Table 1 Genotype characteristics of terminal 6q and interstitial 6q26q27 deletions
Table 2 Overview of most prominent characteristics seen in individuals with terminal 6q deletions and interstitial 6q26q27 deletions
Fig. 2
figure 2

Clinical photographs of individuals with a terminal 6q deletion of at least 7.9 Mb (including the HI-gene PRKN) at the age of 8 years (Id012), 2 years (Id111), 10 years (Id222), 6 years (Id038), 1 year (Id108) and 8 years (Id224). Note the hypertelorism and dysplastic outer ears in most individuals. Written consent was given to the authors to publish patients’ photographs

Table 3 Development for different subgroups of terminal 6q deletions
Fig. 3
figure 3

Age of achievement for milestones ‘walking independently’ and ‘using two-word sentences’ in participants who were at least 12 months of age. Deletions smaller than 7.1 Mb include subgroups T-PSMB1, T-DLL1, T-AFDN and T-PDE10A. Deletions larger than 7.1 Mb include subgroups T-QKI, T-PRKN, T-MAP3K4 and T-R. Light grey bars indicate the number of children (x axis) that have reached the milestones ‘walking independently’ (upper panel) and ‘using two-word sentences’ (lower panel) before the given age (y axis, years). The dark grey bars are the children who were not able to perform the milestone at that age. The hatched bars are the children who were not able to perform the milestone, but who have not yet reached the age on the y axis. For example, at age 12 years, 29–47 (60–98%) participants are able to walk (figure and description adapted from Engwerda, et al. 2018. [4])

(Using the information):
a) Answer these questions about the passage on 6q deletions:
(i) At what age was individual Id111 photographed?
(ii) Which subgroups make up the deletions smaller than 7.1 Mb?
(iii) What do the hatched bars in Fig. 3 represent?
b) Write the next part of the passage on 6q deletions, picking up after its final sentence.

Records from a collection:
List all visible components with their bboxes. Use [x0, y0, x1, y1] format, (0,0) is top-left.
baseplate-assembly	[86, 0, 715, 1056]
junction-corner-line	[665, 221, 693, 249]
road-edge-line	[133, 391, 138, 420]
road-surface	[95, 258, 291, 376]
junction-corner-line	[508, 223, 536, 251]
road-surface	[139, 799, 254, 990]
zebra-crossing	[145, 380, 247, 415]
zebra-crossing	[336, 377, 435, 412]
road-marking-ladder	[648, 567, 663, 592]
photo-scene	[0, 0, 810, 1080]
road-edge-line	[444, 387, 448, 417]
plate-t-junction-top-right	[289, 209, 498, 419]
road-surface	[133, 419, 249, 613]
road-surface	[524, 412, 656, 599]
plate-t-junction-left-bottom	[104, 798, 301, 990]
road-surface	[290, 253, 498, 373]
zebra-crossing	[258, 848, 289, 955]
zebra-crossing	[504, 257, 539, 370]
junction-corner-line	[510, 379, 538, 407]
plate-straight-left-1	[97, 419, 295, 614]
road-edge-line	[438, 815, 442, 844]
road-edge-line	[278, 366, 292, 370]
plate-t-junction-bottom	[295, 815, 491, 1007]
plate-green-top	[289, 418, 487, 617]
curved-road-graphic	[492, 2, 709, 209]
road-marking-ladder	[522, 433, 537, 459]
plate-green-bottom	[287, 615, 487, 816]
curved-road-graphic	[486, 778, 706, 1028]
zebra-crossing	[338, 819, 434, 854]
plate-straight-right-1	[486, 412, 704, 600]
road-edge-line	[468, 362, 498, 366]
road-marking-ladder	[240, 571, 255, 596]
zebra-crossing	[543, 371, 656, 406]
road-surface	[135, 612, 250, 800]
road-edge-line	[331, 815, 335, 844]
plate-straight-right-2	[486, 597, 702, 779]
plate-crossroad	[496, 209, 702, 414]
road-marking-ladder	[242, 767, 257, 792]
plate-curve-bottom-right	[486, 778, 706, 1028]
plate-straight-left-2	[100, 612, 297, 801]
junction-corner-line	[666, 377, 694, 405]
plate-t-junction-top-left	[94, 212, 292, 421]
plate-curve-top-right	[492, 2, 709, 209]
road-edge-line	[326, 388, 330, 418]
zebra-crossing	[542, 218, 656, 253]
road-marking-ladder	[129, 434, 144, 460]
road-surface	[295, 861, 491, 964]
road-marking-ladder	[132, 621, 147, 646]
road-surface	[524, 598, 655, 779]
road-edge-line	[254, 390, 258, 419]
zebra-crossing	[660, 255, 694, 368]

(Answers for the exercise):
a)
(i) 2 years
(ii) T-PSMB1, T-DLL1, T-AFDN and T-PDE10A
(iii) Children who were not able to perform the milestone but who have not yet reached the age on the y axis

b)
The terminal 6q deletion phenotype

The pregnancy was characterised by intrauterine growth restriction in 30% of individuals and reduced foetal movements in 26% of individuals. Prolonged neonatal jaundice was reported in 9/30 new-borns with a terminal deletion including PDE10A (larger than 5 Mb).

Many individuals had a small head size (< p10) (60%) and/or plagiocephaly (47%). Some individuals had a short body stature (< p10) (30%). Dysmorphisms included hypertelorism (51%), dysplastic ears (51%) and dental abnormalities (38%). A cleft lip and/or palate was seen in three individuals with larger deletions, see Fig. 2 and Additional file 3: Table S3. Id171 (T-R) also had a choanal stenosis.

Decreased visual acuity (67%) was mostly mild (16/30). Abnormal eye movements (56%) included strabismus (24/30) and nystagmus (11/30). Aplasia/hypoplasia of the optic nerve was seen in 4/26 individuals with a deletion including at least PRKN (larger than 7.9 Mb). Microphthalmos (2/4) and coloboma (1/4) were only seen with the largest deletions, subgroup T-R (larger than 10.5 Mb).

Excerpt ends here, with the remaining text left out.